___ Records for the task ___

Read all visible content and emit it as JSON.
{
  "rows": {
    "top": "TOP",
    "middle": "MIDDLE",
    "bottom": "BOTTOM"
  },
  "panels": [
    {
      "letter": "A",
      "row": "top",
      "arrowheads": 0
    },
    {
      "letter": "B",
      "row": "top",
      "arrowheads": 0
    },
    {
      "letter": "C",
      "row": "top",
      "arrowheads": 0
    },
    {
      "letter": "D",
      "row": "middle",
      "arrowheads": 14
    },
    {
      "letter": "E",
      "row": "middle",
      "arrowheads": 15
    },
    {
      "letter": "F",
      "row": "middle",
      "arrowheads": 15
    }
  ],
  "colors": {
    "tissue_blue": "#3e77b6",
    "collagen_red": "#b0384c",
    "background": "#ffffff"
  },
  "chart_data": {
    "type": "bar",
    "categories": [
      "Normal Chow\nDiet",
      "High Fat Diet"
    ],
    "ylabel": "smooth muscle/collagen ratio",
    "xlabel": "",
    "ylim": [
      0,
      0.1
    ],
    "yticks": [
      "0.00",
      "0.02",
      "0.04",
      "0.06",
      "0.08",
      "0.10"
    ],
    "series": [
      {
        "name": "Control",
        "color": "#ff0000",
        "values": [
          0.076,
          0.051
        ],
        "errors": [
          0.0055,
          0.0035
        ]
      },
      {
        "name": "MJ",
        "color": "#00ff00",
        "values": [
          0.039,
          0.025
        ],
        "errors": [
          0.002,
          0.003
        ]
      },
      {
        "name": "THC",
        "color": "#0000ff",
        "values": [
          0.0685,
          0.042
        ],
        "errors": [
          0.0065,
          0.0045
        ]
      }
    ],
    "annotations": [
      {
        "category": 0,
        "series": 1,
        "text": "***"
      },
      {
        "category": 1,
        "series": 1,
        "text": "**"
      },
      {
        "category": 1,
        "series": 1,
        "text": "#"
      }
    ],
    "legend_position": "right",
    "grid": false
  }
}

___

▶ Challenge
Copy out the full material exactly as it appears.

▶ Task response
Read all visible content and emit it as JSON.
{
  "rows": {
    "top": "TOP",
    "middle": "MIDDLE",
    "bottom": "BOTTOM"
  },
  "panels": [
    {
      "letter": "A",
      "row": "top",
      "arrowheads": 0
    },
    {
      "letter": "B",
      "row": "top",
      "arrowheads": 0
    },
    {
      "letter": "C",
      "row": "top",
      "arrowheads": 0
    },
    {
      "letter": "D",
      "row": "middle",
      "arrowheads": 14
    },
    {
      "letter": "E",
      "row": "middle",
      "arrowheads": 15
    },
    {
      "letter": "F",
      "row": "middle",
      "arrowheads": 15
    }
  ],
  "colors": {
    "tissue_blue": "#3e77b6",
    "collagen_red": "#b0384c",
    "background": "#ffffff"
  },
  "chart_data": {
    "type": "bar",
    "categories": [
      "Normal Chow\nDiet",
      "High Fat Diet"
    ],
    "ylabel": "smooth muscle/collagen ratio",
    "xlabel": "",
    "ylim": [
      0,
      0.1
    ],
    "yticks": [
      "0.00",
      "0.02",
      "0.04",
      "0.06",
      "0.08",
      "0.10"
    ],
    "series": [
      {
        "name": "Control",
        "color": "#ff0000",
        "values": [
          0.076,
          0.051
        ],
        "errors": [
          0.0055,
          0.0035
        ]
      },
      {
        "name": "MJ",
        "color": "#00ff00",
        "values": [
          0.039,
          0.025
        ],
        "errors": [
          0.002,
          0.003
        ]
      },
      {
        "name": "THC",
        "color": "#0000ff",
        "values": [
          0.0685,
          0.042
        ],
        "errors": [
          0.0065,
          0.0045
        ]
      }
    ],
    "annotations": [
      {
        "category": 0,
        "series": 1,
        "text": "***"
      },
      {
        "category": 1,
        "series": 1,
        "text": "**"
      },
      {
        "category": 1,
        "series": 1,
        "text": "#"
      }
    ],
    "legend_position": "right",
    "grid": false
  }
}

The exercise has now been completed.